--- START RECORDS FOR PROCESSING ---

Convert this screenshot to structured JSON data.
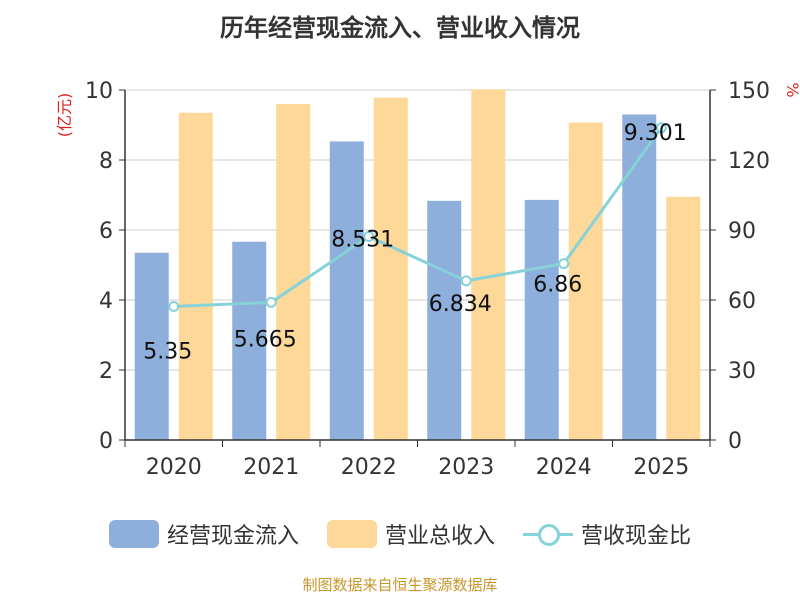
{
  "chart_data": {
    "type": "bar",
    "title": "历年经营现金流入、营业收入情况",
    "categories": [
      "2020",
      "2021",
      "2022",
      "2023",
      "2024",
      "2025"
    ],
    "ylabel_left": "(亿元)",
    "ylabel_right": "%",
    "ylim_left": [
      0,
      10
    ],
    "ylim_right": [
      0,
      150
    ],
    "yticks_left": [
      "0",
      "2",
      "4",
      "6",
      "8",
      "10"
    ],
    "yticks_right": [
      "0",
      "30",
      "60",
      "90",
      "120",
      "150"
    ],
    "grid": true,
    "legend_position": "bottom",
    "series": [
      {
        "name": "经营现金流入",
        "type": "bar",
        "axis": "left",
        "color": "#8eaedb",
        "values": [
          5.35,
          5.665,
          8.531,
          6.834,
          6.86,
          9.301
        ],
        "labels": [
          "5.35",
          "5.665",
          "8.531",
          "6.834",
          "6.86",
          "9.301"
        ]
      },
      {
        "name": "营业总收入",
        "type": "bar",
        "axis": "left",
        "color": "#fdd899",
        "values": [
          9.35,
          9.6,
          9.78,
          10.02,
          9.07,
          6.95
        ]
      },
      {
        "name": "营收现金比",
        "type": "line",
        "axis": "right",
        "color": "#86d2d9",
        "values": [
          57.2,
          59.0,
          87.2,
          68.2,
          75.6,
          133.8
        ]
      }
    ]
  },
  "source": "制图数据来自恒生聚源数据库"
}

--- END RECORDS FOR PROCESSING ---

THE TASK -> The data above needs to be retyped exactly, with the images left out.

ANSWER IN FULL ->
Convert this screenshot to structured JSON data.
{
  "chart_data": {
    "type": "bar",
    "title": "历年经营现金流入、营业收入情况",
    "categories": [
      "2020",
      "2021",
      "2022",
      "2023",
      "2024",
      "2025"
    ],
    "ylabel_left": "(亿元)",
    "ylabel_right": "%",
    "ylim_left": [
      0,
      10
    ],
    "ylim_right": [
      0,
      150
    ],
    "yticks_left": [
      "0",
      "2",
      "4",
      "6",
      "8",
      "10"
    ],
    "yticks_right": [
      "0",
      "30",
      "60",
      "90",
      "120",
      "150"
    ],
    "grid": true,
    "legend_position": "bottom",
    "series": [
      {
        "name": "经营现金流入",
        "type": "bar",
        "axis": "left",
        "color": "#8eaedb",
        "values": [
          5.35,
          5.665,
          8.531,
          6.834,
          6.86,
          9.301
        ],
        "labels": [
          "5.35",
          "5.665",
          "8.531",
          "6.834",
          "6.86",
          "9.301"
        ]
      },
      {
        "name": "营业总收入",
        "type": "bar",
        "axis": "left",
        "color": "#fdd899",
        "values": [
          9.35,
          9.6,
          9.78,
          10.02,
          9.07,
          6.95
        ]
      },
      {
        "name": "营收现金比",
        "type": "line",
        "axis": "right",
        "color": "#86d2d9",
        "values": [
          57.2,
          59.0,
          87.2,
          68.2,
          75.6,
          133.8
        ]
      }
    ]
  },
  "source": "制图数据来自恒生聚源数据库"
}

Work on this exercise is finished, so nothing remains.